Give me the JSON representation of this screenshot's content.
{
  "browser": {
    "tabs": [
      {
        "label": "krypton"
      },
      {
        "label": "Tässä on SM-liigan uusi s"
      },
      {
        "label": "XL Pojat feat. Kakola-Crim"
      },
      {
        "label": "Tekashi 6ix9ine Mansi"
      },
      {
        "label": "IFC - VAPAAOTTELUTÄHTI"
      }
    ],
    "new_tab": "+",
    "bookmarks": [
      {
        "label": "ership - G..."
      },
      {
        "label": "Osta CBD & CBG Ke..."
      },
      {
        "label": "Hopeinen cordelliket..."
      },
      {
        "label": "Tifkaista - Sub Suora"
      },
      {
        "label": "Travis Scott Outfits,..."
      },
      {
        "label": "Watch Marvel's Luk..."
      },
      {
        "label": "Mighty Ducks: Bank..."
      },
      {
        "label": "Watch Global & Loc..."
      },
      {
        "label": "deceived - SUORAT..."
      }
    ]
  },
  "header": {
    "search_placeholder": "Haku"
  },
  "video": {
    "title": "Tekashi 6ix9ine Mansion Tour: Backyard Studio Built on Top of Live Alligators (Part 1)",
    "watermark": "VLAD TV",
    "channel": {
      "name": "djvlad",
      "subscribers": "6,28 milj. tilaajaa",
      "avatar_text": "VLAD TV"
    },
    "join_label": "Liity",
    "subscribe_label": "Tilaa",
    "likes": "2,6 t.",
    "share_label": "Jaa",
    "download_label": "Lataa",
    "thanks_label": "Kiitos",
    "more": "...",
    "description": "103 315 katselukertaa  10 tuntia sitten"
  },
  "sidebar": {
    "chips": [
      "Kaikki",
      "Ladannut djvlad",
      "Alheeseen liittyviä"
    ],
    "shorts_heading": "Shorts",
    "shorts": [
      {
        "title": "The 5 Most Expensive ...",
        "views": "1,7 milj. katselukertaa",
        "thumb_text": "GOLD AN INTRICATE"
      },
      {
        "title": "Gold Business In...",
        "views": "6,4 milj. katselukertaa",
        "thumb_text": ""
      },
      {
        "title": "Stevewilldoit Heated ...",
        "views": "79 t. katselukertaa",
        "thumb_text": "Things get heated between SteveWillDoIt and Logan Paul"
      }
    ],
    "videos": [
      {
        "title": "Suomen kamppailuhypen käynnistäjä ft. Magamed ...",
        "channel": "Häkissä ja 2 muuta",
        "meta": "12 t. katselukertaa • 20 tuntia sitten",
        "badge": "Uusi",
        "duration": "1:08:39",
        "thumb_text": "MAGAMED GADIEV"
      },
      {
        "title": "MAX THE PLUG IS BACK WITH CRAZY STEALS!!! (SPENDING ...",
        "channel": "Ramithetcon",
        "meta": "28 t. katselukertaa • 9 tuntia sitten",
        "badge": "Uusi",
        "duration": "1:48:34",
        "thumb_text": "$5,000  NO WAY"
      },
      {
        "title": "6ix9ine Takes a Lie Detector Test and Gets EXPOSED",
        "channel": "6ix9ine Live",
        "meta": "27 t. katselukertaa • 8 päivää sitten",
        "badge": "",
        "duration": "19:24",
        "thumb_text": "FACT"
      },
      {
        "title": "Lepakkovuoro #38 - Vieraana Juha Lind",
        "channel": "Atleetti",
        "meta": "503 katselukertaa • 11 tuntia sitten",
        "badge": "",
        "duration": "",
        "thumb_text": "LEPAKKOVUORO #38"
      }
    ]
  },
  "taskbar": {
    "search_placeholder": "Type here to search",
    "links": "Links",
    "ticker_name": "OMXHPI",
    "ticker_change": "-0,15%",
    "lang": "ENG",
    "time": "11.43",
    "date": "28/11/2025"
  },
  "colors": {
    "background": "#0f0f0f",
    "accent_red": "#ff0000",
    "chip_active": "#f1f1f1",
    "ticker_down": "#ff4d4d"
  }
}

───

Challenge:
Take the listing above and write it out again exactly.

Written response:
Give me the JSON representation of this screenshot's content.
{
  "browser": {
    "tabs": [
      {
        "label": "krypton"
      },
      {
        "label": "Tässä on SM-liigan uusi s"
      },
      {
        "label": "XL Pojat feat. Kakola-Crim"
      },
      {
        "label": "Tekashi 6ix9ine Mansi"
      },
      {
        "label": "IFC - VAPAAOTTELUTÄHTI"
      }
    ],
    "new_tab": "+",
    "bookmarks": [
      {
        "label": "ership - G..."
      },
      {
        "label": "Osta CBD & CBG Ke..."
      },
      {
        "label": "Hopeinen cordelliket..."
      },
      {
        "label": "Tifkaista - Sub Suora"
      },
      {
        "label": "Travis Scott Outfits,..."
      },
      {
        "label": "Watch Marvel's Luk..."
      },
      {
        "label": "Mighty Ducks: Bank..."
      },
      {
        "label": "Watch Global & Loc..."
      },
      {
        "label": "deceived - SUORAT..."
      }
    ]
  },
  "header": {
    "search_placeholder": "Haku"
  },
  "video": {
    "title": "Tekashi 6ix9ine Mansion Tour: Backyard Studio Built on Top of Live Alligators (Part 1)",
    "watermark": "VLAD TV",
    "channel": {
      "name": "djvlad",
      "subscribers": "6,28 milj. tilaajaa",
      "avatar_text": "VLAD TV"
    },
    "join_label": "Liity",
    "subscribe_label": "Tilaa",
    "likes": "2,6 t.",
    "share_label": "Jaa",
    "download_label": "Lataa",
    "thanks_label": "Kiitos",
    "more": "...",
    "description": "103 315 katselukertaa  10 tuntia sitten"
  },
  "sidebar": {
    "chips": [
      "Kaikki",
      "Ladannut djvlad",
      "Alheeseen liittyviä"
    ],
    "shorts_heading": "Shorts",
    "shorts": [
      {
        "title": "The 5 Most Expensive ...",
        "views": "1,7 milj. katselukertaa",
        "thumb_text": "GOLD AN INTRICATE"
      },
      {
        "title": "Gold Business In...",
        "views": "6,4 milj. katselukertaa",
        "thumb_text": ""
      },
      {
        "title": "Stevewilldoit Heated ...",
        "views": "79 t. katselukertaa",
        "thumb_text": "Things get heated between SteveWillDoIt and Logan Paul"
      }
    ],
    "videos": [
      {
        "title": "Suomen kamppailuhypen käynnistäjä ft. Magamed ...",
        "channel": "Häkissä ja 2 muuta",
        "meta": "12 t. katselukertaa • 20 tuntia sitten",
        "badge": "Uusi",
        "duration": "1:08:39",
        "thumb_text": "MAGAMED GADIEV"
      },
      {
        "title": "MAX THE PLUG IS BACK WITH CRAZY STEALS!!! (SPENDING ...",
        "channel": "Ramithetcon",
        "meta": "28 t. katselukertaa • 9 tuntia sitten",
        "badge": "Uusi",
        "duration": "1:48:34",
        "thumb_text": "$5,000  NO WAY"
      },
      {
        "title": "6ix9ine Takes a Lie Detector Test and Gets EXPOSED",
        "channel": "6ix9ine Live",
        "meta": "27 t. katselukertaa • 8 päivää sitten",
        "badge": "",
        "duration": "19:24",
        "thumb_text": "FACT"
      },
      {
        "title": "Lepakkovuoro #38 - Vieraana Juha Lind",
        "channel": "Atleetti",
        "meta": "503 katselukertaa • 11 tuntia sitten",
        "badge": "",
        "duration": "",
        "thumb_text": "LEPAKKOVUORO #38"
      }
    ]
  },
  "taskbar": {
    "search_placeholder": "Type here to search",
    "links": "Links",
    "ticker_name": "OMXHPI",
    "ticker_change": "-0,15%",
    "lang": "ENG",
    "time": "11.43",
    "date": "28/11/2025"
  },
  "colors": {
    "background": "#0f0f0f",
    "accent_red": "#ff0000",
    "chip_active": "#f1f1f1",
    "ticker_down": "#ff4d4d"
  }
}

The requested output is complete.